Required task:
The records that follow need to be output exactly as they are.

(Stored entries)
┌────────
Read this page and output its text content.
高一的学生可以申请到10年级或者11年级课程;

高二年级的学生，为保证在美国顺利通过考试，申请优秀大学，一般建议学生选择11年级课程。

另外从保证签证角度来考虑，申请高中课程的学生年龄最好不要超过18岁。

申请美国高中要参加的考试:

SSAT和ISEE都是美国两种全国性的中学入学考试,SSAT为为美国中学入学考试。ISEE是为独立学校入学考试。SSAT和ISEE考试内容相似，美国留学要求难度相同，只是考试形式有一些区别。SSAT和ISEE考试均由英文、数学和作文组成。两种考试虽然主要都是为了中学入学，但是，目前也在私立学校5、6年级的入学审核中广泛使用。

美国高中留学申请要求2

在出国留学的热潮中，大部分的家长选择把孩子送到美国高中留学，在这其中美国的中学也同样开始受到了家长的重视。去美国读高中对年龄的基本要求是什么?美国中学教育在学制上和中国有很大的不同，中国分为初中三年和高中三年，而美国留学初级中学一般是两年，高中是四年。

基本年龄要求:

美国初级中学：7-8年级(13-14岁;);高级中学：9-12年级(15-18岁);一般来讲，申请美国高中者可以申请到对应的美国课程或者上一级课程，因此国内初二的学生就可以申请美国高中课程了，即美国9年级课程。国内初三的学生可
└────────
Solution to this exercise:
Read this page and output its text content.
高一的学生可以申请到10年级或者11年级课程;

高二年级的学生，为保证在美国顺利通过考试，申请优秀大学，一般建议学生选择11年级课程。

另外从保证签证角度来考虑，申请高中课程的学生年龄最好不要超过18岁。

申请美国高中要参加的考试:

SSAT和ISEE都是美国两种全国性的中学入学考试,SSAT为为美国中学入学考试。ISEE是为独立学校入学考试。SSAT和ISEE考试内容相似，美国留学要求难度相同，只是考试形式有一些区别。SSAT和ISEE考试均由英文、数学和作文组成。两种考试虽然主要都是为了中学入学，但是，目前也在私立学校5、6年级的入学审核中广泛使用。

美国高中留学申请要求2

在出国留学的热潮中，大部分的家长选择把孩子送到美国高中留学，在这其中美国的中学也同样开始受到了家长的重视。去美国读高中对年龄的基本要求是什么?美国中学教育在学制上和中国有很大的不同，中国分为初中三年和高中三年，而美国留学初级中学一般是两年，高中是四年。

基本年龄要求:

美国初级中学：7-8年级(13-14岁;);高级中学：9-12年级(15-18岁);一般来讲，申请美国高中者可以申请到对应的美国课程或者上一级课程，因此国内初二的学生就可以申请美国高中课程了，即美国9年级课程。国内初三的学生可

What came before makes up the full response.